::: EXTRACTED MATERIAL :::

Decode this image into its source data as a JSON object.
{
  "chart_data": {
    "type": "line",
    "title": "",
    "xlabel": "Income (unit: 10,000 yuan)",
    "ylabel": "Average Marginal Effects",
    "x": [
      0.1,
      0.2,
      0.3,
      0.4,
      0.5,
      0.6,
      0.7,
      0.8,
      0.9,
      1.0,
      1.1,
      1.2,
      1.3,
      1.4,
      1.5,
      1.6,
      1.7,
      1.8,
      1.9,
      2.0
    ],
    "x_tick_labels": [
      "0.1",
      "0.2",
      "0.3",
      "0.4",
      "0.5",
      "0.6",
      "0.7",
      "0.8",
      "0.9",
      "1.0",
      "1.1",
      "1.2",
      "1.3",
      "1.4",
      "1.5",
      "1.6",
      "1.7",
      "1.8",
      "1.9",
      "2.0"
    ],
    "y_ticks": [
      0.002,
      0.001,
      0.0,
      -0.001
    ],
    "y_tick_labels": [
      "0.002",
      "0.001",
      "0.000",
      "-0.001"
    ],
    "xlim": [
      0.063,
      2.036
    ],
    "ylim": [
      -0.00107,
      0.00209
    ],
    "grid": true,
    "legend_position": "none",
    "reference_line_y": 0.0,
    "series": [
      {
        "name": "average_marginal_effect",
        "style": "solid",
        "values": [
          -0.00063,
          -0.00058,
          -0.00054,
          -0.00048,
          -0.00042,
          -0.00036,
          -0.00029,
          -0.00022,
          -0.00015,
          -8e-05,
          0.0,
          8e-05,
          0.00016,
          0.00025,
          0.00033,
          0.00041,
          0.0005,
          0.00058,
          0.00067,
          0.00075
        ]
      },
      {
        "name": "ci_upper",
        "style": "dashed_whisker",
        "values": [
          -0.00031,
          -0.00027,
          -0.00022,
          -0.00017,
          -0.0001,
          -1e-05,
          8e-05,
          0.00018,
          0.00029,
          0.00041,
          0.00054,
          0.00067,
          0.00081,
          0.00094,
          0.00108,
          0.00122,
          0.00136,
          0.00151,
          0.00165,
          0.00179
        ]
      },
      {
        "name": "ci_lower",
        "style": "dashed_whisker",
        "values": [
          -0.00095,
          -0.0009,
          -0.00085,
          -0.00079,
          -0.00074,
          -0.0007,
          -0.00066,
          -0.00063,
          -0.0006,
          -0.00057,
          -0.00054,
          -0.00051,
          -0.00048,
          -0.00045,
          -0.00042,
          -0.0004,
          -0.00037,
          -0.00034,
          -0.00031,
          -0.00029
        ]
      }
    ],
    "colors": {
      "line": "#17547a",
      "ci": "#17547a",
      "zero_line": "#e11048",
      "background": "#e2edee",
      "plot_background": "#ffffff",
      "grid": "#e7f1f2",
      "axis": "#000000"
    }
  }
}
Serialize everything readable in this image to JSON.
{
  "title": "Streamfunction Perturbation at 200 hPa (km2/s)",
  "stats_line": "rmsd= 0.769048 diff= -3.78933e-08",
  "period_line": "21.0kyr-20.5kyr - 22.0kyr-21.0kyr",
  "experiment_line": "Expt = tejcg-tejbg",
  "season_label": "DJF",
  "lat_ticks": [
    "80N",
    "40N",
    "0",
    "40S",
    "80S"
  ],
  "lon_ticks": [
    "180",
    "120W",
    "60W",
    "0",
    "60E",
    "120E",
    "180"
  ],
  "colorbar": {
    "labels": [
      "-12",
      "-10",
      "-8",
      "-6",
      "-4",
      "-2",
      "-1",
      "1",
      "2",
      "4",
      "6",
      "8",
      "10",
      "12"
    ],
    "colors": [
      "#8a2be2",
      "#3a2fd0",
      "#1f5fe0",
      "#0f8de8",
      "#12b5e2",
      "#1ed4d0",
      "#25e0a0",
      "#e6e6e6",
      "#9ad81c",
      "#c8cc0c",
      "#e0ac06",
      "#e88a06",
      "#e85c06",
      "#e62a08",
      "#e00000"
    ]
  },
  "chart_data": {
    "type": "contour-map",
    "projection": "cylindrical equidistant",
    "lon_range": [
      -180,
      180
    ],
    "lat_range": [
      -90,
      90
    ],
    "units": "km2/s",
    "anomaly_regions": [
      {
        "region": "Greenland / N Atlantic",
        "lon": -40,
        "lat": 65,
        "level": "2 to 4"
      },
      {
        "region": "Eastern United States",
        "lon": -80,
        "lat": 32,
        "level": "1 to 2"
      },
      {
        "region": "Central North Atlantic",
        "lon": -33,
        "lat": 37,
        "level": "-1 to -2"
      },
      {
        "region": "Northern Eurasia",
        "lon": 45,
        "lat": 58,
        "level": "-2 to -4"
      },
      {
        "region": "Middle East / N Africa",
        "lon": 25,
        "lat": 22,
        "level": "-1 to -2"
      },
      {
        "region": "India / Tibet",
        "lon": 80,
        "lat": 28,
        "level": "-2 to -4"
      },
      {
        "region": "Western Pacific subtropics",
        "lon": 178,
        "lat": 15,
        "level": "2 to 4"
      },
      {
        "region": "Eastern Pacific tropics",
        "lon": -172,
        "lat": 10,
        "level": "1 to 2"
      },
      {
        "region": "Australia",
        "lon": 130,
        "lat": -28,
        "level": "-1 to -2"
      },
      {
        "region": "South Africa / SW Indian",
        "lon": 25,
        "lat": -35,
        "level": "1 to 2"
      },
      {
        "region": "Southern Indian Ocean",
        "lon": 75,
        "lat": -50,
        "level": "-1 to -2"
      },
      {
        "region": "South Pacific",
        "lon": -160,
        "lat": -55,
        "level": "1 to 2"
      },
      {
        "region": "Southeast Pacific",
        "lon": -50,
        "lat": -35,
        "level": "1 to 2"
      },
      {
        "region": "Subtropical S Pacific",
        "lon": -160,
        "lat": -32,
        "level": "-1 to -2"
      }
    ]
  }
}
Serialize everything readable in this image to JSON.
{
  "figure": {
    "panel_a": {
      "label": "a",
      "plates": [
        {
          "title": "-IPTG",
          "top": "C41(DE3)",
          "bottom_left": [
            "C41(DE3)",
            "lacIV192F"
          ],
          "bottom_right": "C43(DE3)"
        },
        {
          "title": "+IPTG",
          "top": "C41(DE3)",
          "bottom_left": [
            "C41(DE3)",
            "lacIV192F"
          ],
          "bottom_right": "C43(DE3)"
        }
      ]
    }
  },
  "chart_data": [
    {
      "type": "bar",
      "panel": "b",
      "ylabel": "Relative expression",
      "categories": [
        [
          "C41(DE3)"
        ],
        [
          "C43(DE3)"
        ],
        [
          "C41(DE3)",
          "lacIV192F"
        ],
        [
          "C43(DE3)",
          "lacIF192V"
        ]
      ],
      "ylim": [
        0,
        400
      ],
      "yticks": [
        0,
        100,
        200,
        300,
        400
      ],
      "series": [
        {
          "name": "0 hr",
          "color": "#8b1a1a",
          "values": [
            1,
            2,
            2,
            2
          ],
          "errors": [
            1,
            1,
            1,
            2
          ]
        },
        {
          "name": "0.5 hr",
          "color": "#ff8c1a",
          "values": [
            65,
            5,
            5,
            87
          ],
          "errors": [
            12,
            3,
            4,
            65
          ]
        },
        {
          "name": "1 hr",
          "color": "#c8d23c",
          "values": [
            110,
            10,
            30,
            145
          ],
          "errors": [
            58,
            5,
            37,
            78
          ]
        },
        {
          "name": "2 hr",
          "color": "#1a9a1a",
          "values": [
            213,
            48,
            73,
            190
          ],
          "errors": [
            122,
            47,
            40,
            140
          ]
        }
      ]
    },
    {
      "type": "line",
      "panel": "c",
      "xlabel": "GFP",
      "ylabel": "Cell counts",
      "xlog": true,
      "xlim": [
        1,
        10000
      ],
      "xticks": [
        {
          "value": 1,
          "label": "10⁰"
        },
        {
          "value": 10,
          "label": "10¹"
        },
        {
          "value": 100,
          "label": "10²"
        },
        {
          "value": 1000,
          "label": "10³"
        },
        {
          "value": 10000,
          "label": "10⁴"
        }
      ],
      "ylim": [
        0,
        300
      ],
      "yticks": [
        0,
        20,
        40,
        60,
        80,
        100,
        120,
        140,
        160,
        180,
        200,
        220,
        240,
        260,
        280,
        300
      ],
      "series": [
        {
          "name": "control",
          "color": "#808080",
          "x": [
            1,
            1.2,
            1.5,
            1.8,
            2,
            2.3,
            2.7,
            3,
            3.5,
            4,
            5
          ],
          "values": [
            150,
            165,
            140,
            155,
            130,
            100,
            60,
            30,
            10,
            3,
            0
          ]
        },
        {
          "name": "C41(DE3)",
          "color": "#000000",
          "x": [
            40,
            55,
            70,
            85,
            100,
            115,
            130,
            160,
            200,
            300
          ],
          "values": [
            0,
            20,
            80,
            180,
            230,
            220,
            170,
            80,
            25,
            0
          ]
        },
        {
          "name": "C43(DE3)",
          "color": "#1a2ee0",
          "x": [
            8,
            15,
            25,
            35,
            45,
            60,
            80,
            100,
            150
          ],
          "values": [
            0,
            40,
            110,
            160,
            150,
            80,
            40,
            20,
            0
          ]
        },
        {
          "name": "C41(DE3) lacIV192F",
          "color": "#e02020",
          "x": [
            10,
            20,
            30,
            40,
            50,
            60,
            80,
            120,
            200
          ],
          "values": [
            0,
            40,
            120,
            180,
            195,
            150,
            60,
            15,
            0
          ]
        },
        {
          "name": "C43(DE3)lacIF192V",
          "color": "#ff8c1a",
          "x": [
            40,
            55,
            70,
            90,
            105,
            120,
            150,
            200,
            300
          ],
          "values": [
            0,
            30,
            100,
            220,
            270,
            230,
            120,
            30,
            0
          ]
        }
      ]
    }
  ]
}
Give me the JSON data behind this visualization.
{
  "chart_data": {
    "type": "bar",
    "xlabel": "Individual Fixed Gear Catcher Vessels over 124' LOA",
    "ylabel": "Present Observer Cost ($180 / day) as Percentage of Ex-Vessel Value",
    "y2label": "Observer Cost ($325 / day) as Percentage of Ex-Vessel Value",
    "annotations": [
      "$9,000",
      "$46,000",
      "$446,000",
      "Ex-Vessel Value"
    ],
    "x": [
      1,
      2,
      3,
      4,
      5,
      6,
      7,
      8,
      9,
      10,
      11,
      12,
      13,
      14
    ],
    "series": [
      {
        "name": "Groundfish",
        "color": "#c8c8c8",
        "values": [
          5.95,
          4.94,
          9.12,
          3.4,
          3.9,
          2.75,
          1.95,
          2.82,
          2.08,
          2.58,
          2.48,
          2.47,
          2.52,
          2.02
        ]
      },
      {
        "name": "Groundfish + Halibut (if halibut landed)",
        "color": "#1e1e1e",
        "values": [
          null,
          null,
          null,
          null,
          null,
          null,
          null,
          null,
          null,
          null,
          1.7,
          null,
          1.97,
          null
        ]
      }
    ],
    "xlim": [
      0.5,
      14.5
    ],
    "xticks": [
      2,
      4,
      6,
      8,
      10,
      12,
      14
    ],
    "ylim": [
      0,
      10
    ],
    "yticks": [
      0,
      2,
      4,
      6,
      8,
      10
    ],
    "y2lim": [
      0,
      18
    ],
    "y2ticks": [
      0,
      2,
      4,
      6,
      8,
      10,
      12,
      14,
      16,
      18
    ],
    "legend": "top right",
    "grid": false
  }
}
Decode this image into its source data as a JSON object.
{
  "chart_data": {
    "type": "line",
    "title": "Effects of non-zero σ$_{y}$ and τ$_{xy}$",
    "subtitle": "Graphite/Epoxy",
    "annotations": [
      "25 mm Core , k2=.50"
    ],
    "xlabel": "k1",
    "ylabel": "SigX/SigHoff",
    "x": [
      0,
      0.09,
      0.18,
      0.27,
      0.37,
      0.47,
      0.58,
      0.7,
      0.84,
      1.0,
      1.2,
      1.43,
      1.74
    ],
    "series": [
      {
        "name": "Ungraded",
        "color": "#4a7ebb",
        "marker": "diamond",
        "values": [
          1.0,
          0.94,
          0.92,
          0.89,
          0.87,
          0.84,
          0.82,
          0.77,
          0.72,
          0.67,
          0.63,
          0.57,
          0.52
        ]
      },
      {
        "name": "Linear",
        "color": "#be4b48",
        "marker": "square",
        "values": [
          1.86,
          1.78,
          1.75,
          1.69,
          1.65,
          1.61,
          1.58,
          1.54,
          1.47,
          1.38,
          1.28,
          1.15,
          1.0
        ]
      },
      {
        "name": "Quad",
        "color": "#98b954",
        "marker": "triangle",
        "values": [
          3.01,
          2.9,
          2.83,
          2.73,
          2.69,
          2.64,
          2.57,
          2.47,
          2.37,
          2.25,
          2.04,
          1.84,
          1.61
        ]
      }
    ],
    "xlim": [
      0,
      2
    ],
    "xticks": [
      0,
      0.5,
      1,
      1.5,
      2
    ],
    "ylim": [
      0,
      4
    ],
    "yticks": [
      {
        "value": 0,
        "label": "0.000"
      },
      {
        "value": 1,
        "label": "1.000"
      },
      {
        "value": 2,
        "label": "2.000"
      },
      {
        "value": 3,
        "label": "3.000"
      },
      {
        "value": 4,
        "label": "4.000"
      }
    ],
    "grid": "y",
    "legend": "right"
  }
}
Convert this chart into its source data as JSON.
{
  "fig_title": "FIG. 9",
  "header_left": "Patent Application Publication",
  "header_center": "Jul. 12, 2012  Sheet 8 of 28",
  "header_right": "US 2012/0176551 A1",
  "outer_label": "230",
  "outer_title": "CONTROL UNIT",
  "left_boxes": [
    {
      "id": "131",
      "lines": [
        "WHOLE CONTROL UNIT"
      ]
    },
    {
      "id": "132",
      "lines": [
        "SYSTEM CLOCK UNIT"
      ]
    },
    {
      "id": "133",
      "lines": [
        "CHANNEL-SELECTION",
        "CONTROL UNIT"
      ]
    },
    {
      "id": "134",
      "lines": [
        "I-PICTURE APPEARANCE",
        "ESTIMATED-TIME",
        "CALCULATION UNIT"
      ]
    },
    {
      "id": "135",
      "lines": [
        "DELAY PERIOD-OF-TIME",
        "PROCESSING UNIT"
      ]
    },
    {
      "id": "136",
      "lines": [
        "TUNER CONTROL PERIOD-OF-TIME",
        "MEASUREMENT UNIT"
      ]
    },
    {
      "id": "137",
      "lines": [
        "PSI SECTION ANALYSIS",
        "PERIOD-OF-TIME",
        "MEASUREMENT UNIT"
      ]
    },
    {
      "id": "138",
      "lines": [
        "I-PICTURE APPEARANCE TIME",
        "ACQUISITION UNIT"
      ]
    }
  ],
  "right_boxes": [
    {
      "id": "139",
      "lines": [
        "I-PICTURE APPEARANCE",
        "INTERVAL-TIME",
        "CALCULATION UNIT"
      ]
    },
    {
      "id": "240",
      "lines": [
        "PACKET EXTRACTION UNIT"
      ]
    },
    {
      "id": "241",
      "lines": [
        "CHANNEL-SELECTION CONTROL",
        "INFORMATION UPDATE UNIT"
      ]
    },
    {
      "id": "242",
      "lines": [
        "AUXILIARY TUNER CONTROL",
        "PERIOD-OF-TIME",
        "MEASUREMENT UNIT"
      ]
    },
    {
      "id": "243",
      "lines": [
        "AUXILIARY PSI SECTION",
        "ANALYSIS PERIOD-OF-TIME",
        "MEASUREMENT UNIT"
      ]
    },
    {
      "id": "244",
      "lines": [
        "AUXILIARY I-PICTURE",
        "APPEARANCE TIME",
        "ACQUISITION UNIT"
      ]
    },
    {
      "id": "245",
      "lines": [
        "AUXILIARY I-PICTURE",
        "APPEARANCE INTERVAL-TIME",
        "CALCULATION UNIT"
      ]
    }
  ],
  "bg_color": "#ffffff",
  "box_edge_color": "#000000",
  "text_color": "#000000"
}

:::

→ **TO DO**: Scan the material line by line and report each one that contains "SELECTION".

→ **COMPLETE OUTPUT**:
        "CHANNEL-SELECTION",
        "CHANNEL-SELECTION CONTROL",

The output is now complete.